Scan the material below for lines with the word "name" and report how many there are, with nothing added.

* begin *

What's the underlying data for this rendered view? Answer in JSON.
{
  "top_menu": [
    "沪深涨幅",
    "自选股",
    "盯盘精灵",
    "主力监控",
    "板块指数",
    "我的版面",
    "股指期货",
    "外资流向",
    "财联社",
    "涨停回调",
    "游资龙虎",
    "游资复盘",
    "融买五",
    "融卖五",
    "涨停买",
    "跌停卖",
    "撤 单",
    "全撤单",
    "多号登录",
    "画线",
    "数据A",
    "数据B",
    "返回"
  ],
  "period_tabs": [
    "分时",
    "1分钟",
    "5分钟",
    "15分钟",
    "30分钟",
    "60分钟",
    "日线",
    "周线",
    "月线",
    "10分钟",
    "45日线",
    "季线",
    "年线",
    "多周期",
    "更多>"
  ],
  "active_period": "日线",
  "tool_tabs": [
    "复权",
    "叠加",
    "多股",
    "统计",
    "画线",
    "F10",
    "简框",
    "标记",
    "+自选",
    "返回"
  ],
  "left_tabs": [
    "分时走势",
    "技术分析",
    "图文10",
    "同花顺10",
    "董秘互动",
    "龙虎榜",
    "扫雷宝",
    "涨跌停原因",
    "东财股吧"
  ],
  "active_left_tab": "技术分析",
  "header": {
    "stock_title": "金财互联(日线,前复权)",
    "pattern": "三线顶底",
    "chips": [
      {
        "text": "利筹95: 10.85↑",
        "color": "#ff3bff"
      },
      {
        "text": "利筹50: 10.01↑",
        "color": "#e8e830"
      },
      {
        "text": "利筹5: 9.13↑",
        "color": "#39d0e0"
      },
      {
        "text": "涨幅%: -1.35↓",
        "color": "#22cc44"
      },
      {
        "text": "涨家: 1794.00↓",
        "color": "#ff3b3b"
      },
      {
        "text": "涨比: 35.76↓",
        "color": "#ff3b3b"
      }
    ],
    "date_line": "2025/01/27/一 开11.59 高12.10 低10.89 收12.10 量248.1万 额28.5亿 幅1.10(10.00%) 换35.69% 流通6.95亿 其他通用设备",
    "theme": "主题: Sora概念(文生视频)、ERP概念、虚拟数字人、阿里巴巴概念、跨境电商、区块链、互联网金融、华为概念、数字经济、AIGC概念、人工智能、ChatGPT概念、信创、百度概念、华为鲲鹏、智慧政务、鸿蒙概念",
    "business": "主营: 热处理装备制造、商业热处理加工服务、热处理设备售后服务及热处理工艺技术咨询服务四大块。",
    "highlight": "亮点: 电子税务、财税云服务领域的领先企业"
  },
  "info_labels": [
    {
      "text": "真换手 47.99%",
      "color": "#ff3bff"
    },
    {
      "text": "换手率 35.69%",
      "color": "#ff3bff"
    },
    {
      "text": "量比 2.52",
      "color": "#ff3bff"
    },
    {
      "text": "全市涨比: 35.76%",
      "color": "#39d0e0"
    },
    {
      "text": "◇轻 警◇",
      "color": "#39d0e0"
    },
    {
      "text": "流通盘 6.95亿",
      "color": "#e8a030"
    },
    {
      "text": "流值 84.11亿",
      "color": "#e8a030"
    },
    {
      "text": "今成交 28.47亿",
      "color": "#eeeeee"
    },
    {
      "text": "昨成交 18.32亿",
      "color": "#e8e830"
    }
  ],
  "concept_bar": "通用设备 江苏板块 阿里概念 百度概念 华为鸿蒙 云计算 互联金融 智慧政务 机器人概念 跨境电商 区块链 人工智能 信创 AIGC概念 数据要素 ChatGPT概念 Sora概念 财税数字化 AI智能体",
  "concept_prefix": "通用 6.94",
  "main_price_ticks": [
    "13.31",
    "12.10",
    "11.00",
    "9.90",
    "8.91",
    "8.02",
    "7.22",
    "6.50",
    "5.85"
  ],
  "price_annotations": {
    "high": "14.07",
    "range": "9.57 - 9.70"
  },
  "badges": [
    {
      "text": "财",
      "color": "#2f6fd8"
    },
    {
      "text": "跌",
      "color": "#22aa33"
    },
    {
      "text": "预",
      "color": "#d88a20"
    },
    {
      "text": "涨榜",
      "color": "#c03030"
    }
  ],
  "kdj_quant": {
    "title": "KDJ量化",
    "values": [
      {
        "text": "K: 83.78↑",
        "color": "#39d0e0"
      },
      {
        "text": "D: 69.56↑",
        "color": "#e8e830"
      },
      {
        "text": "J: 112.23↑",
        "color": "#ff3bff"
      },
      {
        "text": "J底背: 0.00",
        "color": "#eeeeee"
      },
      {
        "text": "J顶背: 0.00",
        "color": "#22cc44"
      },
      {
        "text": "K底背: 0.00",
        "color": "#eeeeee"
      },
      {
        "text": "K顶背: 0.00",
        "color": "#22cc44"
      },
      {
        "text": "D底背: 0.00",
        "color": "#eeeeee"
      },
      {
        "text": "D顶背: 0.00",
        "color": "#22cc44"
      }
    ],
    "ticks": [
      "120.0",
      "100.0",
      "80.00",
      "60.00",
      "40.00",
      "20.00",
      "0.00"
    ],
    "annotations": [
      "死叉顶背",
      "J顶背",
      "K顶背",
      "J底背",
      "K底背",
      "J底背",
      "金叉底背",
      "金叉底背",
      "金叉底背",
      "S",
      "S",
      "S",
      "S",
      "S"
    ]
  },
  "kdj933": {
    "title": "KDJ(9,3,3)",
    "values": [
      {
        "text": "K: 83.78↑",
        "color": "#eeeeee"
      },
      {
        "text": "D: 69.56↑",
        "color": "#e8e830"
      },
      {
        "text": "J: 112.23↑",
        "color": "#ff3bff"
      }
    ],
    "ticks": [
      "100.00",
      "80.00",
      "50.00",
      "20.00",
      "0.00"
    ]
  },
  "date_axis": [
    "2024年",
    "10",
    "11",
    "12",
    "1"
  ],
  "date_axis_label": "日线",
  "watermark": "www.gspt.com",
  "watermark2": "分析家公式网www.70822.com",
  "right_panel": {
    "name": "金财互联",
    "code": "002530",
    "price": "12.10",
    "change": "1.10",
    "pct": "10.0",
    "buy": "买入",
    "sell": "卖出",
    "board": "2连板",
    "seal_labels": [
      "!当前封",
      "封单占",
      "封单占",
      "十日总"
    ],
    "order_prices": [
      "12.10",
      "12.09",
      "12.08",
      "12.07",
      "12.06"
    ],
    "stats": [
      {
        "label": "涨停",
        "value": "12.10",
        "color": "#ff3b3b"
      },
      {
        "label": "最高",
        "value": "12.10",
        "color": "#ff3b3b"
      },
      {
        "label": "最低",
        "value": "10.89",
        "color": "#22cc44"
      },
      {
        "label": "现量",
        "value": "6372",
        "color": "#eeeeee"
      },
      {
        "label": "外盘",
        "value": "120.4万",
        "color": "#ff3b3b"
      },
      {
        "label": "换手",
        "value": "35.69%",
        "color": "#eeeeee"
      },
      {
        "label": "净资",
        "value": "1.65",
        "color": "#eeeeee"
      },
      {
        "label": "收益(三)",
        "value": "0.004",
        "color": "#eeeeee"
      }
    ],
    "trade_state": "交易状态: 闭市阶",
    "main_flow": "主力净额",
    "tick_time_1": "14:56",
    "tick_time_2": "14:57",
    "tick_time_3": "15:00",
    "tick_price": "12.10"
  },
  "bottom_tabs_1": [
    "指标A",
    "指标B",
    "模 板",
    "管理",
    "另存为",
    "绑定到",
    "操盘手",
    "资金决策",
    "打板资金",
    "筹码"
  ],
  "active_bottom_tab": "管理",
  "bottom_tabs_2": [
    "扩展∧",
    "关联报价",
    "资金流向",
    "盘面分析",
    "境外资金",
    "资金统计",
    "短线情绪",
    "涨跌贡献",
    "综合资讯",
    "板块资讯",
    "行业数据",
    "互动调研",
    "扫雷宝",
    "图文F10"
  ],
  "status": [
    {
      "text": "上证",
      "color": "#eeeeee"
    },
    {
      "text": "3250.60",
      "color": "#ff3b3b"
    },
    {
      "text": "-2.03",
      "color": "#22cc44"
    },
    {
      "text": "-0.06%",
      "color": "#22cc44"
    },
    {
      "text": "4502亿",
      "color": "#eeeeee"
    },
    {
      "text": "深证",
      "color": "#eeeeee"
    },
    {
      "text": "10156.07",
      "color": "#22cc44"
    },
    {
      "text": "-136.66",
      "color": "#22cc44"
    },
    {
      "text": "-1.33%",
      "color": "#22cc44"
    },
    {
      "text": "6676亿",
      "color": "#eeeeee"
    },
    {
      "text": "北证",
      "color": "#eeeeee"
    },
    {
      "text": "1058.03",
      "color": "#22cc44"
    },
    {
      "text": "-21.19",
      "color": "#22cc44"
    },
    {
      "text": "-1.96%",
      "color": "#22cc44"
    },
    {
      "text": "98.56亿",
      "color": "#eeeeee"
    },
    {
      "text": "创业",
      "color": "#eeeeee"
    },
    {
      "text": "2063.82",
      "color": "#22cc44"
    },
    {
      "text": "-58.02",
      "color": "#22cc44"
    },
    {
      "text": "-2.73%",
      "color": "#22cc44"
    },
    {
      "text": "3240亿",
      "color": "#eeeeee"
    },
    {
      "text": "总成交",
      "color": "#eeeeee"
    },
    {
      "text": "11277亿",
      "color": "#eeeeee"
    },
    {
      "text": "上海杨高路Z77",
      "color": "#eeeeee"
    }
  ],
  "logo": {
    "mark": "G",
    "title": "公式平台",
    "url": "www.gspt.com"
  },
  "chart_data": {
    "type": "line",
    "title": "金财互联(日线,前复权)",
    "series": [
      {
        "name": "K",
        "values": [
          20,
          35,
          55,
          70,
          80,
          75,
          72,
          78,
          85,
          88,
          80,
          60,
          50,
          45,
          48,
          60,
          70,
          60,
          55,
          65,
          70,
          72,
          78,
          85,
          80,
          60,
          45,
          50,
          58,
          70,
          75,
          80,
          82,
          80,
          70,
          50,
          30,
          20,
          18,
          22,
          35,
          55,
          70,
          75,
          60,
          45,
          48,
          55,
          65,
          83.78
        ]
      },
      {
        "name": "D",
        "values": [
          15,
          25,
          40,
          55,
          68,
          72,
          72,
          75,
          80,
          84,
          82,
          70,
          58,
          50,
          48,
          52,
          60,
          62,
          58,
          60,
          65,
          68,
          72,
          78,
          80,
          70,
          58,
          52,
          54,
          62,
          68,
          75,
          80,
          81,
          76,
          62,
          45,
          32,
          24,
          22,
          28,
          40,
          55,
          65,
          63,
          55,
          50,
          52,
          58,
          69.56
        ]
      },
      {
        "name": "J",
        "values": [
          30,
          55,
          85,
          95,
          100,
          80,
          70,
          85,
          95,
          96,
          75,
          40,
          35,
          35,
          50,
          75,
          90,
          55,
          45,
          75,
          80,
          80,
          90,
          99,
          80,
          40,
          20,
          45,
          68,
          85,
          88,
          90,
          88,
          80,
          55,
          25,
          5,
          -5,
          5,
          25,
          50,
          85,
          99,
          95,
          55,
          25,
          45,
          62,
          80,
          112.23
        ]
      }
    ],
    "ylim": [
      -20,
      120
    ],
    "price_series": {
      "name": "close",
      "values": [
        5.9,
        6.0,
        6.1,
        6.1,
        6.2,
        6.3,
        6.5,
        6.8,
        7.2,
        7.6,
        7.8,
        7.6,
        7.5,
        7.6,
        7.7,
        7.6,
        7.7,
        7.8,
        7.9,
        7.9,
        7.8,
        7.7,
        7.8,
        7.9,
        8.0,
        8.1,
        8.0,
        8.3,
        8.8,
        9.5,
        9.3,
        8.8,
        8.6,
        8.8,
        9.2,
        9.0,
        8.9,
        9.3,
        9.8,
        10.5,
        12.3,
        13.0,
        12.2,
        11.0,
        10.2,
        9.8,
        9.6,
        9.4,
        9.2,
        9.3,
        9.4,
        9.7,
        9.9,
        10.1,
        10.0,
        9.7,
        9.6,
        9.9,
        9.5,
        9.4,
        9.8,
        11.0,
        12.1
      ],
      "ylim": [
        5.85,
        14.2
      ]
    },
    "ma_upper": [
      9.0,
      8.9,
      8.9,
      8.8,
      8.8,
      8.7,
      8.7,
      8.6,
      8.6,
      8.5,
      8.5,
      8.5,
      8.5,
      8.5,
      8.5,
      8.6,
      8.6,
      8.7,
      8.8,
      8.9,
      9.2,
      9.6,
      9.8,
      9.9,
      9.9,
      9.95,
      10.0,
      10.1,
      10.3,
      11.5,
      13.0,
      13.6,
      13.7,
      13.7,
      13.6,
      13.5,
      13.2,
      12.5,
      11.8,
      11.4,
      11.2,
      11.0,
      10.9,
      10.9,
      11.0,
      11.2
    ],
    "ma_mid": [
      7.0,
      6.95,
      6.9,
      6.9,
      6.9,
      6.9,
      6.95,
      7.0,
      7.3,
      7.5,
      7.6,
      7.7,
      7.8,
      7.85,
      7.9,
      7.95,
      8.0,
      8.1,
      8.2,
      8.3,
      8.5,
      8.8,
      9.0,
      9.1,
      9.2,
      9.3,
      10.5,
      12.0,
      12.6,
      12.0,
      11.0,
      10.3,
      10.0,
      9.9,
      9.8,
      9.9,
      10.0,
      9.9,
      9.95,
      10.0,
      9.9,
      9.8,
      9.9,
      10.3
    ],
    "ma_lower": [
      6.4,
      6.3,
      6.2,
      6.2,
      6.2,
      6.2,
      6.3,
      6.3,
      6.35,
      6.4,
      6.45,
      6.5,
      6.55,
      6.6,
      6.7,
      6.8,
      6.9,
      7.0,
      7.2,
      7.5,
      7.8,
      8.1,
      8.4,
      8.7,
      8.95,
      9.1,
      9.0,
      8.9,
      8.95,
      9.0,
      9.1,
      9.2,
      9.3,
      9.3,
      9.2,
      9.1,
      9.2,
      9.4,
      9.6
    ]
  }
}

* end *

## The reply
5